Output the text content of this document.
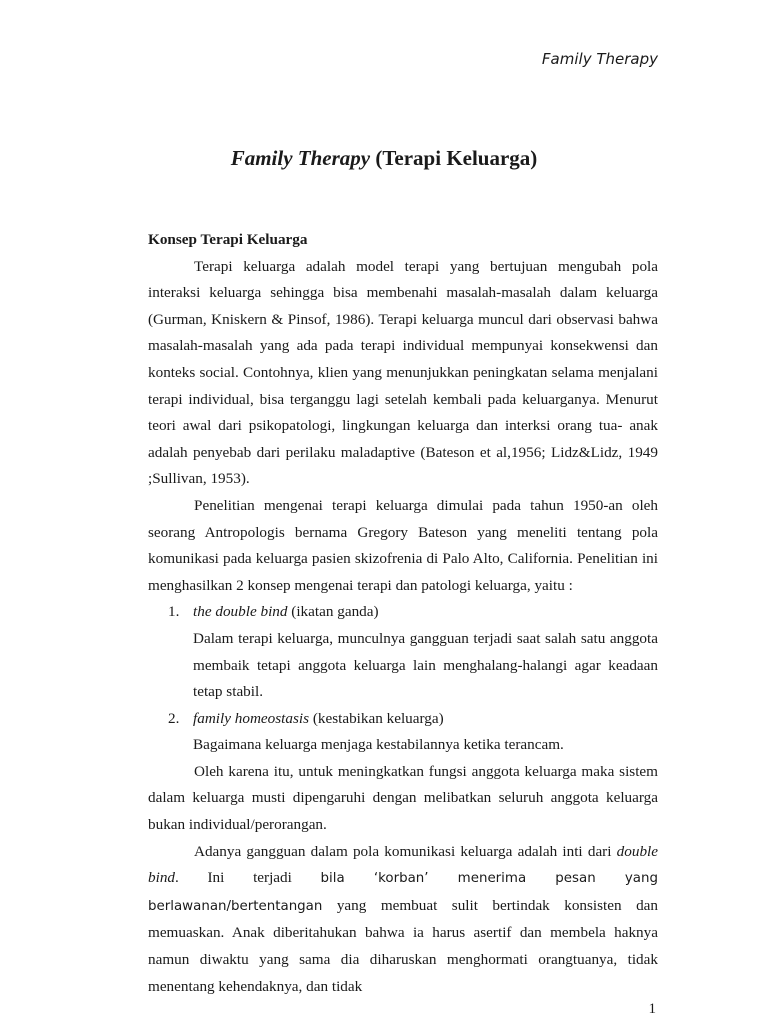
Family Therapy
Family Therapy (Terapi Keluarga)
Konsep Terapi Keluarga

Terapi keluarga adalah model terapi yang bertujuan mengubah pola interaksi keluarga sehingga bisa membenahi masalah-masalah dalam keluarga (Gurman, Kniskern & Pinsof, 1986). Terapi keluarga muncul dari observasi bahwa masalah-masalah yang ada pada terapi individual mempunyai konsekwensi dan konteks social. Contohnya, klien yang menunjukkan peningkatan selama menjalani terapi individual, bisa terganggu lagi setelah kembali pada keluarganya. Menurut teori awal dari psikopatologi, lingkungan keluarga dan interksi orang tua- anak adalah penyebab dari perilaku maladaptive (Bateson et al,1956; Lidz&Lidz, 1949 ;Sullivan, 1953).

Penelitian mengenai terapi keluarga dimulai pada tahun 1950-an oleh seorang Antropologis bernama Gregory Bateson yang meneliti tentang pola komunikasi pada keluarga pasien skizofrenia di Palo Alto, California. Penelitian ini menghasilkan 2 konsep mengenai terapi dan patologi keluarga, yaitu :

1. the double bind (ikatan ganda)
Dalam terapi keluarga, munculnya gangguan terjadi saat salah satu anggota membaik tetapi anggota keluarga lain menghalang-halangi agar keadaan tetap stabil.
2. family homeostasis (kestabikan keluarga)
Bagaimana keluarga menjaga kestabilannya ketika terancam.

Oleh karena itu, untuk meningkatkan fungsi anggota keluarga maka sistem dalam keluarga musti dipengaruhi dengan melibatkan seluruh anggota keluarga bukan individual/perorangan.

Adanya gangguan dalam pola komunikasi keluarga adalah inti dari double bind. Ini terjadi bila ‘korban’ menerima pesan yang berlawanan/bertentangan yang membuat sulit bertindak konsisten dan memuaskan. Anak diberitahukan bahwa ia harus asertif dan membela haknya namun diwaktu yang sama dia diharuskan menghormati orangtuanya, tidak menentang kehendaknya, dan tidak

1
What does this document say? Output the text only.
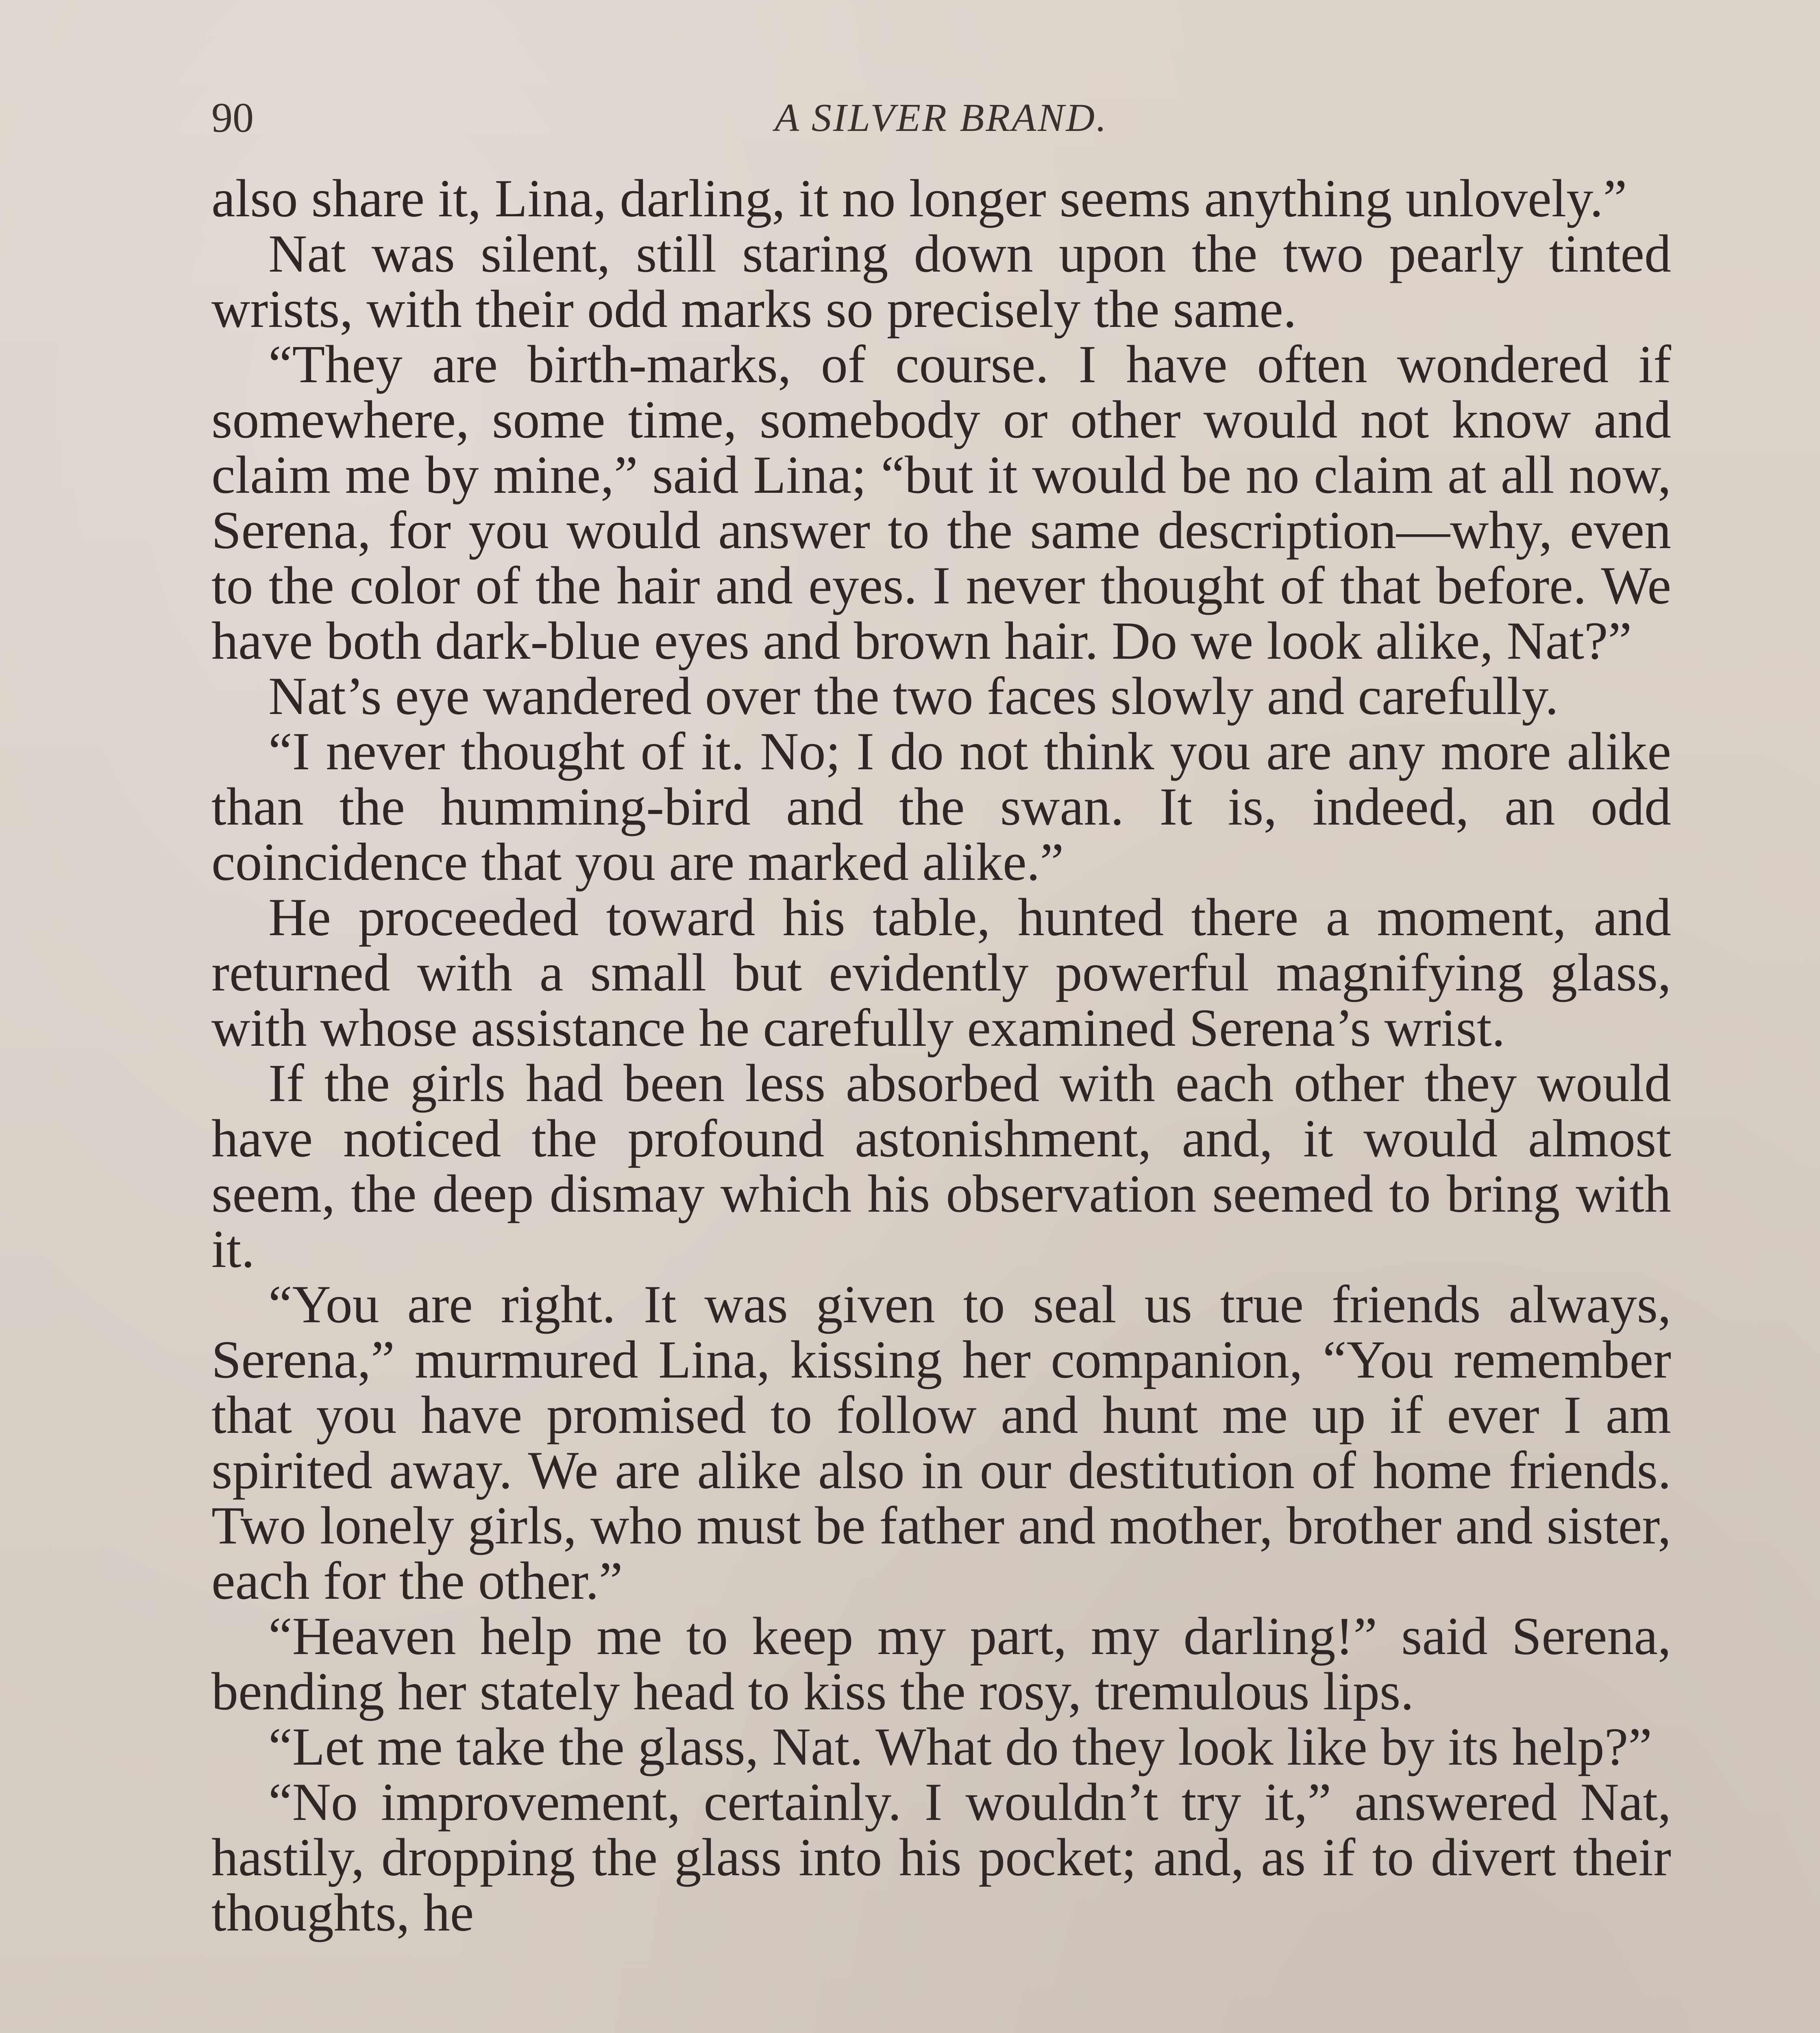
90	A SILVER BRAND.

also share it, Lina, darling, it no longer seems anything unlovely.”

Nat was silent, still staring down upon the two pearly tinted wrists, with their odd marks so precisely the same.

“They are birth-marks, of course. I have often wondered if somewhere, some time, somebody or other would not know and claim me by mine,” said Lina; “but it would be no claim at all now, Serena, for you would answer to the same description—why, even to the color of the hair and eyes. I never thought of that before. We have both dark-blue eyes and brown hair. Do we look alike, Nat?”

Nat’s eye wandered over the two faces slowly and carefully.

“I never thought of it. No; I do not think you are any more alike than the humming-bird and the swan. It is, indeed, an odd coincidence that you are marked alike.”

He proceeded toward his table, hunted there a moment, and returned with a small but evidently powerful magnifying glass, with whose assistance he carefully examined Serena’s wrist.

If the girls had been less absorbed with each other they would have noticed the profound astonishment, and, it would almost seem, the deep dismay which his observation seemed to bring with it.

“You are right. It was given to seal us true friends always, Serena,” murmured Lina, kissing her companion, “You remember that you have promised to follow and hunt me up if ever I am spirited away. We are alike also in our destitution of home friends. Two lonely girls, who must be father and mother, brother and sister, each for the other.”

“Heaven help me to keep my part, my darling!” said Serena, bending her stately head to kiss the rosy, tremulous lips.

“Let me take the glass, Nat. What do they look like by its help?”

“No improvement, certainly. I wouldn’t try it,” answered Nat, hastily, dropping the glass into his pocket; and, as if to divert their thoughts, he
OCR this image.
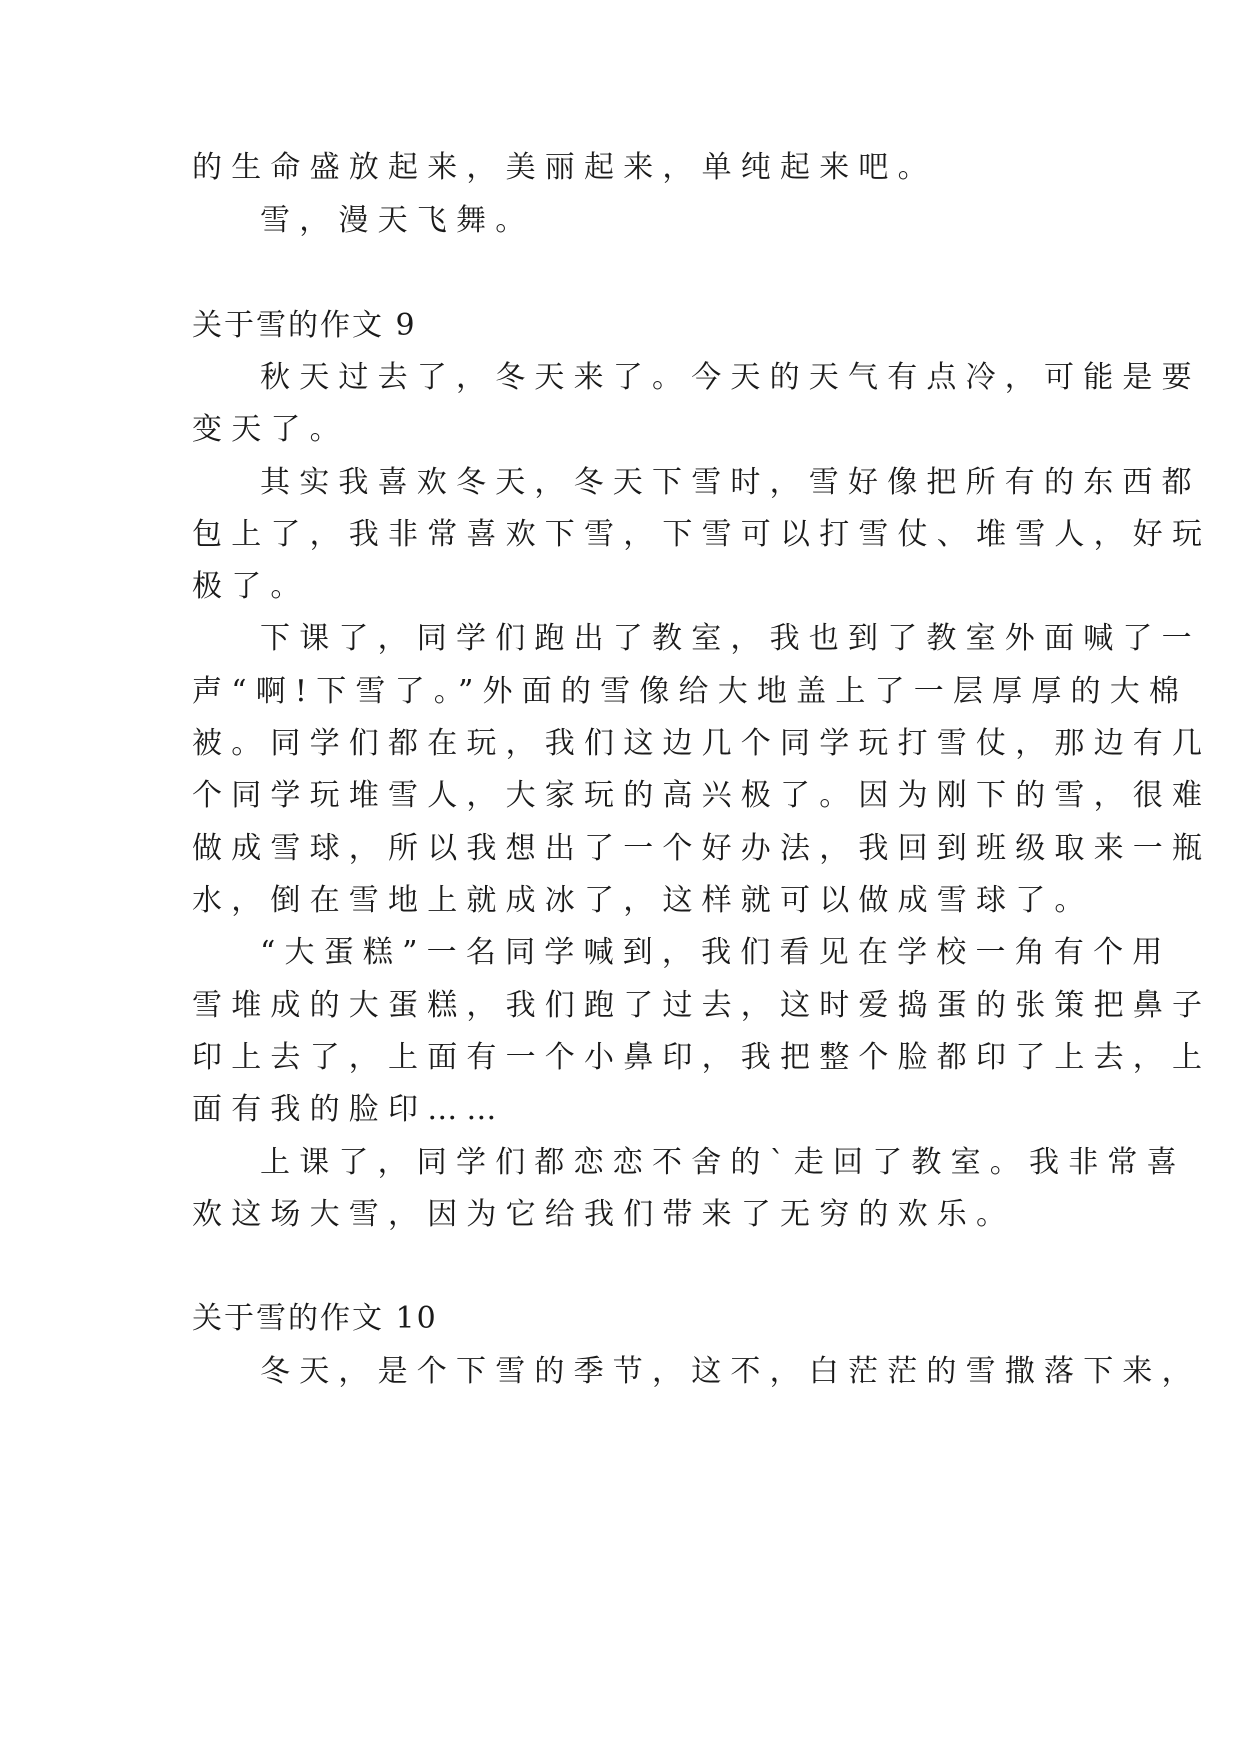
的生命盛放起来，美丽起来，单纯起来吧。
雪，漫天飞舞。
关于雪的作文 9
秋天过去了，冬天来了。今天的天气有点冷，可能是要
变天了。
其实我喜欢冬天，冬天下雪时，雪好像把所有的东西都
包上了，我非常喜欢下雪，下雪可以打雪仗、堆雪人，好玩
极了。
下课了，同学们跑出了教室，我也到了教室外面喊了一
声“啊!下雪了。”外面的雪像给大地盖上了一层厚厚的大棉
被。同学们都在玩，我们这边几个同学玩打雪仗，那边有几
个同学玩堆雪人，大家玩的高兴极了。因为刚下的雪，很难
做成雪球，所以我想出了一个好办法，我回到班级取来一瓶
水，倒在雪地上就成冰了，这样就可以做成雪球了。
“大蛋糕”一名同学喊到，我们看见在学校一角有个用
雪堆成的大蛋糕，我们跑了过去，这时爱捣蛋的张策把鼻子
印上去了，上面有一个小鼻印，我把整个脸都印了上去，上
面有我的脸印……
上课了，同学们都恋恋不舍的`走回了教室。我非常喜
欢这场大雪，因为它给我们带来了无穷的欢乐。
关于雪的作文 10
冬天，是个下雪的季节，这不，白茫茫的雪撒落下来，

§ **Exercise aim**
Leave the pictures out, and reproduce only the lines from the line holding "OCR this image." through the last line of the material, both included.

§ **Output**
OCR this image.
的生命盛放起来，美丽起来，单纯起来吧。
雪，漫天飞舞。
关于雪的作文 9
秋天过去了，冬天来了。今天的天气有点冷，可能是要
变天了。
其实我喜欢冬天，冬天下雪时，雪好像把所有的东西都
包上了，我非常喜欢下雪，下雪可以打雪仗、堆雪人，好玩
极了。
下课了，同学们跑出了教室，我也到了教室外面喊了一
声“啊!下雪了。”外面的雪像给大地盖上了一层厚厚的大棉
被。同学们都在玩，我们这边几个同学玩打雪仗，那边有几
个同学玩堆雪人，大家玩的高兴极了。因为刚下的雪，很难
做成雪球，所以我想出了一个好办法，我回到班级取来一瓶
水，倒在雪地上就成冰了，这样就可以做成雪球了。
“大蛋糕”一名同学喊到，我们看见在学校一角有个用
雪堆成的大蛋糕，我们跑了过去，这时爱捣蛋的张策把鼻子
印上去了，上面有一个小鼻印，我把整个脸都印了上去，上
面有我的脸印……
上课了，同学们都恋恋不舍的`走回了教室。我非常喜
欢这场大雪，因为它给我们带来了无穷的欢乐。
关于雪的作文 10
冬天，是个下雪的季节，这不，白茫茫的雪撒落下来，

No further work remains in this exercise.